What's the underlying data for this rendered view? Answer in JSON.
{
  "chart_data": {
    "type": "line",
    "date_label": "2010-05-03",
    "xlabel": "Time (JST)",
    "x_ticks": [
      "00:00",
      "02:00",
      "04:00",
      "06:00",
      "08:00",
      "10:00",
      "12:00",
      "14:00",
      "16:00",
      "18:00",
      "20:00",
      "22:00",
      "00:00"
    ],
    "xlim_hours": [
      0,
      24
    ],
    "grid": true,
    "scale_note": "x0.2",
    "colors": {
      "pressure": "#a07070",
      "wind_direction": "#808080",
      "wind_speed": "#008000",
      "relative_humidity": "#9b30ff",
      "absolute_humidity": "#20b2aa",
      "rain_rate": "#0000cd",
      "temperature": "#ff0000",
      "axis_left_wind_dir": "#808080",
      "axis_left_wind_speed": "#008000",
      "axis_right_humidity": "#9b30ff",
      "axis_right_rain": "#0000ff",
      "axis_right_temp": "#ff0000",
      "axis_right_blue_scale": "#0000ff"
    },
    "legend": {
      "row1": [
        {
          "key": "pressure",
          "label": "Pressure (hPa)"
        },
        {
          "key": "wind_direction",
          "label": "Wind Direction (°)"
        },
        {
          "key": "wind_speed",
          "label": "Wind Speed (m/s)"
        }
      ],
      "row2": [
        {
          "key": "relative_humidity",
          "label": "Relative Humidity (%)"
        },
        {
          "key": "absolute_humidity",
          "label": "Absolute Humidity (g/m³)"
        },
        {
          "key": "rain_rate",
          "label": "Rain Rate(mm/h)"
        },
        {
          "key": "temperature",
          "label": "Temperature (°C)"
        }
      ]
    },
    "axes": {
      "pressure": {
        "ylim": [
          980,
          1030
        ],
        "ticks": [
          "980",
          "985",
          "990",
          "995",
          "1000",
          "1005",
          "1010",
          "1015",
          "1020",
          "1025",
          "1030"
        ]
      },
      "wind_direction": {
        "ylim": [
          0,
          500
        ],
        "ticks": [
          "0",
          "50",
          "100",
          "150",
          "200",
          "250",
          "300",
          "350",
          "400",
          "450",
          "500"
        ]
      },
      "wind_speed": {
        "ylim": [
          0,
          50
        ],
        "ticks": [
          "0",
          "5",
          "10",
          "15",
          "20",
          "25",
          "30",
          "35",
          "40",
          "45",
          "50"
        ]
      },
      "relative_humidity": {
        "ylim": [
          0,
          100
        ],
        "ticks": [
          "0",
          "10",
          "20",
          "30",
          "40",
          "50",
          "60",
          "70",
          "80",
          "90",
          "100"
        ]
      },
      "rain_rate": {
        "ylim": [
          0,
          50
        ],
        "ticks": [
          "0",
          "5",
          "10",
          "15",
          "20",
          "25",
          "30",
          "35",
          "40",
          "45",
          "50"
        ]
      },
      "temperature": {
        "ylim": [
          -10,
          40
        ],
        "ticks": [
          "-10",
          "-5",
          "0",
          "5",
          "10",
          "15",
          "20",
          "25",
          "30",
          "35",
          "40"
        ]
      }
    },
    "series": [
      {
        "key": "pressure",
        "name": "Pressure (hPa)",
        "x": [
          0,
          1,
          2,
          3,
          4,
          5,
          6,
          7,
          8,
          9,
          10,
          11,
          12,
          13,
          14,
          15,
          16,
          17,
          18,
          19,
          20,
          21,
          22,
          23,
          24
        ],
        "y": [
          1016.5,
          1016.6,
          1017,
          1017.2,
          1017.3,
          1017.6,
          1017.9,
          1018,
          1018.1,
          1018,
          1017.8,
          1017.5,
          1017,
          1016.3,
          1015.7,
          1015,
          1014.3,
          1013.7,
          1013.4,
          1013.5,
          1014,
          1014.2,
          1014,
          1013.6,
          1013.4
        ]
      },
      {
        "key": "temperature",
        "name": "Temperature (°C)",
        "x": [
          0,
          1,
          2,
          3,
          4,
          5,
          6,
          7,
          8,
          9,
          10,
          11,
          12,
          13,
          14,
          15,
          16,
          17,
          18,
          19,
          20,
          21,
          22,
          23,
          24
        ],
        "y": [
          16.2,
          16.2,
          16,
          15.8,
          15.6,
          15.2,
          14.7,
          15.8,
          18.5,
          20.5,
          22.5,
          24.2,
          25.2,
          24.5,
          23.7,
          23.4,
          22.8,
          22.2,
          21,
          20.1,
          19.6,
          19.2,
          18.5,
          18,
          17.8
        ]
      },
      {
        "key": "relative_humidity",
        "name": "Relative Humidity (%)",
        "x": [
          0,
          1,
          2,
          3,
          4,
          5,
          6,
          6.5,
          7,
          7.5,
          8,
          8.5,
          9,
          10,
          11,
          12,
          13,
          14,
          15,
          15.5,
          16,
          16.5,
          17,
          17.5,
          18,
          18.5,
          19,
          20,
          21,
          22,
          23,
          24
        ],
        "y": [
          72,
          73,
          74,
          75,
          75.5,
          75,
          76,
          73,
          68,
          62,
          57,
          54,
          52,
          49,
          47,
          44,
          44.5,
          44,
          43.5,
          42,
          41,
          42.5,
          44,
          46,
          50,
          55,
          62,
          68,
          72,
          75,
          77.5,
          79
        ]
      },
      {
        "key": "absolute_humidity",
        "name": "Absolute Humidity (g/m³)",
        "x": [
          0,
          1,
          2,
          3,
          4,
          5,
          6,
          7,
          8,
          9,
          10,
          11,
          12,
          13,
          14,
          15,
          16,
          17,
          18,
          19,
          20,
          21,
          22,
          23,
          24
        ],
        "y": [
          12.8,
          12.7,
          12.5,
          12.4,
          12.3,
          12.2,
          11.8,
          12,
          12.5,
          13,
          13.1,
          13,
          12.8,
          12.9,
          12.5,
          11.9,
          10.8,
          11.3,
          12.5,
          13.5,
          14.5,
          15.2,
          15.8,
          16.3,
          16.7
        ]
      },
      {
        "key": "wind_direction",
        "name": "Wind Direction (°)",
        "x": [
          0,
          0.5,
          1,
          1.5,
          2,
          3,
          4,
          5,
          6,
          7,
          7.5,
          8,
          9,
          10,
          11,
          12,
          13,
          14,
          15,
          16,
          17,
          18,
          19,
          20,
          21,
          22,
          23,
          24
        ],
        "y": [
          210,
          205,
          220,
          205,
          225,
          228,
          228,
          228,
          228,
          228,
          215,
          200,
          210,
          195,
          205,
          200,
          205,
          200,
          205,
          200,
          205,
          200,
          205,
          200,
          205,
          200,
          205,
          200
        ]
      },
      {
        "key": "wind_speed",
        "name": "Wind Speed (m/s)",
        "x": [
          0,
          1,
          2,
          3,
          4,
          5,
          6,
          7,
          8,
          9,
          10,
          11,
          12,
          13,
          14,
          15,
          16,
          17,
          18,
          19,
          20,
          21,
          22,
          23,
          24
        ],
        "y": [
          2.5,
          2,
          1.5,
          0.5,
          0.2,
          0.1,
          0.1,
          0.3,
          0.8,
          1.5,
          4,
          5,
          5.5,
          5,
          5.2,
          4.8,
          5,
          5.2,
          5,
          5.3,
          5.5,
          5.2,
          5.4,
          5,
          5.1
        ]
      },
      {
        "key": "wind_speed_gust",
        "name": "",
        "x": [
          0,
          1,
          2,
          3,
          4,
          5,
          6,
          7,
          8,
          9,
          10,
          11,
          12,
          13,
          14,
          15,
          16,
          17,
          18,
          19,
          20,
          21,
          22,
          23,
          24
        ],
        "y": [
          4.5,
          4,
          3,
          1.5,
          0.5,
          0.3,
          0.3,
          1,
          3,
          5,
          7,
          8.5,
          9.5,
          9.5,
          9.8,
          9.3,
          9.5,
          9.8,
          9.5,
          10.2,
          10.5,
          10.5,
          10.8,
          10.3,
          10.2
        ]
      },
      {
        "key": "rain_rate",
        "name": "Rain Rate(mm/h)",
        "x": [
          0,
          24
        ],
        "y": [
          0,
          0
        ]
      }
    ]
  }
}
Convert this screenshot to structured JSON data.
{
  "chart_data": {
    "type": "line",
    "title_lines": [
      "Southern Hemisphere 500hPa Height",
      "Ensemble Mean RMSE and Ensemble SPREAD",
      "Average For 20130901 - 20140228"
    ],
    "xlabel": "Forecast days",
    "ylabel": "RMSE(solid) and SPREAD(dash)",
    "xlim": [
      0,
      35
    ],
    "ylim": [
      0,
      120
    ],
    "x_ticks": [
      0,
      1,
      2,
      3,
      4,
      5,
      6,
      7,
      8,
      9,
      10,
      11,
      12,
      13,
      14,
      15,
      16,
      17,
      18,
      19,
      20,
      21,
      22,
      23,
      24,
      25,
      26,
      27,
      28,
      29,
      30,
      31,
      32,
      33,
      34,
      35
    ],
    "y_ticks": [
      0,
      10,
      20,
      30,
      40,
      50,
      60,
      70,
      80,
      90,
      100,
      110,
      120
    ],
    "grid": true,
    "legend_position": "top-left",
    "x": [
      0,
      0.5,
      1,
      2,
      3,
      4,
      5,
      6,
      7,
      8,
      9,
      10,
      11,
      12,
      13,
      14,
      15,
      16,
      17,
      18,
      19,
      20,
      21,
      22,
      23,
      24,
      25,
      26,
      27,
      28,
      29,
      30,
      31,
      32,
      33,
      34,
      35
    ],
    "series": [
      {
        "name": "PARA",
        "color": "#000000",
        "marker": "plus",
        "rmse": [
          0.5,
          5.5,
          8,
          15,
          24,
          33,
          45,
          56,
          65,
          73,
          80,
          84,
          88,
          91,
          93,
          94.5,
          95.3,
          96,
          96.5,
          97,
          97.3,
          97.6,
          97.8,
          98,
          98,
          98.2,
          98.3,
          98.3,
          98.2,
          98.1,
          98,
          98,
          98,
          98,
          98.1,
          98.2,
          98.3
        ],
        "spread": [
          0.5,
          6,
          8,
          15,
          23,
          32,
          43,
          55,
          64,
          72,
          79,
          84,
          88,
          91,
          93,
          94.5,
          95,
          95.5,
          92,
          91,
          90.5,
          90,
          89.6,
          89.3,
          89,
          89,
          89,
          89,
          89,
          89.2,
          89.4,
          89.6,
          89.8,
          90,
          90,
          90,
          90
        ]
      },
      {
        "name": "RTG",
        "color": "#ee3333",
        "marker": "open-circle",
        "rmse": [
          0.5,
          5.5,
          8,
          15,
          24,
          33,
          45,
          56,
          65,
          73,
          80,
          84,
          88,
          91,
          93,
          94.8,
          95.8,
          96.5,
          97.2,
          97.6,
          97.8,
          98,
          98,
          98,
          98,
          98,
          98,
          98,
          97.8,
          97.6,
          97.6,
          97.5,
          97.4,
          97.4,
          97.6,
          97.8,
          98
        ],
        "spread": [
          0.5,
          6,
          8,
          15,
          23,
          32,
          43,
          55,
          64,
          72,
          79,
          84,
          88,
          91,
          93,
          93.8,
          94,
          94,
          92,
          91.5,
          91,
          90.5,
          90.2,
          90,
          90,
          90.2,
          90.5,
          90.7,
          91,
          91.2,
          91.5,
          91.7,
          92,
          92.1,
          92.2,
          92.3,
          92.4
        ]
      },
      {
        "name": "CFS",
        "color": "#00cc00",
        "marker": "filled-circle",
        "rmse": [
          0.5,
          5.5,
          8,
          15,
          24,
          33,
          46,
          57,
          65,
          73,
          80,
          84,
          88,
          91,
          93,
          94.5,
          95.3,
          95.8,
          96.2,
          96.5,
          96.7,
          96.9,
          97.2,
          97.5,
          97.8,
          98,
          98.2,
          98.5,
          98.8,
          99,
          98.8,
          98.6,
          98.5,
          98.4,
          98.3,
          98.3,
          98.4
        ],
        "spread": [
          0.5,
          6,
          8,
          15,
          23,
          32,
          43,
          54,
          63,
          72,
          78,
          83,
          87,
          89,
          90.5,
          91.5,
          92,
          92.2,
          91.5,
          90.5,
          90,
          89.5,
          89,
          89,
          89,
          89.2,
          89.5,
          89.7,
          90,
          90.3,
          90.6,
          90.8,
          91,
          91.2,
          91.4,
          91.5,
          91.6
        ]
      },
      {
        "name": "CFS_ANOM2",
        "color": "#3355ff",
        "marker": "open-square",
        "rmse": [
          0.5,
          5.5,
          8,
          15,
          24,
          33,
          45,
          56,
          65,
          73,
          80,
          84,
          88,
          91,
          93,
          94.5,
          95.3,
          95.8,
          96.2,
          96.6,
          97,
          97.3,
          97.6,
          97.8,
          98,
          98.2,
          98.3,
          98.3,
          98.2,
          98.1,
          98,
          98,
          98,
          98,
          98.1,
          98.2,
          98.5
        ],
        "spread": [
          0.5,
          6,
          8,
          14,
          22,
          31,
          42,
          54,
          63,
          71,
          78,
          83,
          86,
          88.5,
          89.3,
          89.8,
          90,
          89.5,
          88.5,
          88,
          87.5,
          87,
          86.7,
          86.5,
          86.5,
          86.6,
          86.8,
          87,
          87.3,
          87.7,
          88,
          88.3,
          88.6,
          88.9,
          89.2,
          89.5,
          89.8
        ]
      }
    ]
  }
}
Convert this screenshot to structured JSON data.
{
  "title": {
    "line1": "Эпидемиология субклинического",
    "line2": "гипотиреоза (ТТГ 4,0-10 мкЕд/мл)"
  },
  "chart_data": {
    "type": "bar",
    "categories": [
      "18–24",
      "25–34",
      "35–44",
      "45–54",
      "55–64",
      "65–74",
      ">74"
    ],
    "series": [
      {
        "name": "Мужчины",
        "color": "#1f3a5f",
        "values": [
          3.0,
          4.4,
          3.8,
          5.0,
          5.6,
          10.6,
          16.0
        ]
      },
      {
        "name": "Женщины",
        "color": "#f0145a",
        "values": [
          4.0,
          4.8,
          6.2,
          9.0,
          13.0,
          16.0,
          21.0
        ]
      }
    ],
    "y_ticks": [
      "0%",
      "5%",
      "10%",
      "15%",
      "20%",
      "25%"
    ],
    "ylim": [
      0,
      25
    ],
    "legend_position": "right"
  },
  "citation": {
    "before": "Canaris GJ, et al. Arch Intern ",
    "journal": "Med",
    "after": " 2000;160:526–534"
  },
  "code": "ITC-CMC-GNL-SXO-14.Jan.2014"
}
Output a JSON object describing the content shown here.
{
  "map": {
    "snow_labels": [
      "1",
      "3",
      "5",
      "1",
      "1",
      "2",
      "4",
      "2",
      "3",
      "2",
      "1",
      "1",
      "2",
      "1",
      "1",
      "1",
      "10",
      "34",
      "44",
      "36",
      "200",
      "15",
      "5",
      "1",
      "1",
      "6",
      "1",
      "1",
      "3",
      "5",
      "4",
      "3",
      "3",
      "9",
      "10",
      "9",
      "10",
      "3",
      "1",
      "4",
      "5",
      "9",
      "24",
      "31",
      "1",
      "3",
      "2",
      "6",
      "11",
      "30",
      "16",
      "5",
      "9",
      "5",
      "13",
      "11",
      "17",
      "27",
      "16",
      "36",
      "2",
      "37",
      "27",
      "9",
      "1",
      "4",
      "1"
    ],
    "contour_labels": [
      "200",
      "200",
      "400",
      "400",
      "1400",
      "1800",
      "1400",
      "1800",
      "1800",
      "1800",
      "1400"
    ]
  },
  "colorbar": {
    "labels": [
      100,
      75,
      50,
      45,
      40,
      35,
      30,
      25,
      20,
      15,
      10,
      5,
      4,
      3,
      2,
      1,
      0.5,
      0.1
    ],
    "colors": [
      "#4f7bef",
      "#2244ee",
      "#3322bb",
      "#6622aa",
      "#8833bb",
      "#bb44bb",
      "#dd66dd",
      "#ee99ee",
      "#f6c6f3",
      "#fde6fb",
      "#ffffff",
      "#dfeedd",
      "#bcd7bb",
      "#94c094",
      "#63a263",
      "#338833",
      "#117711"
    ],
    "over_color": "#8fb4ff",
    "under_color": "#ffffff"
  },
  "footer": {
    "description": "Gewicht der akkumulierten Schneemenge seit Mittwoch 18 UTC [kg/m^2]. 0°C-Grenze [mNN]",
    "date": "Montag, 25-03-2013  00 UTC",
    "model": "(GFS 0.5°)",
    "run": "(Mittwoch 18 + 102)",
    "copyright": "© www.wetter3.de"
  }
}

* * * *

TO BE DONE
Provide the number of lines in the entries that include "circle", and no other text.

EXPECTED ANSWER
2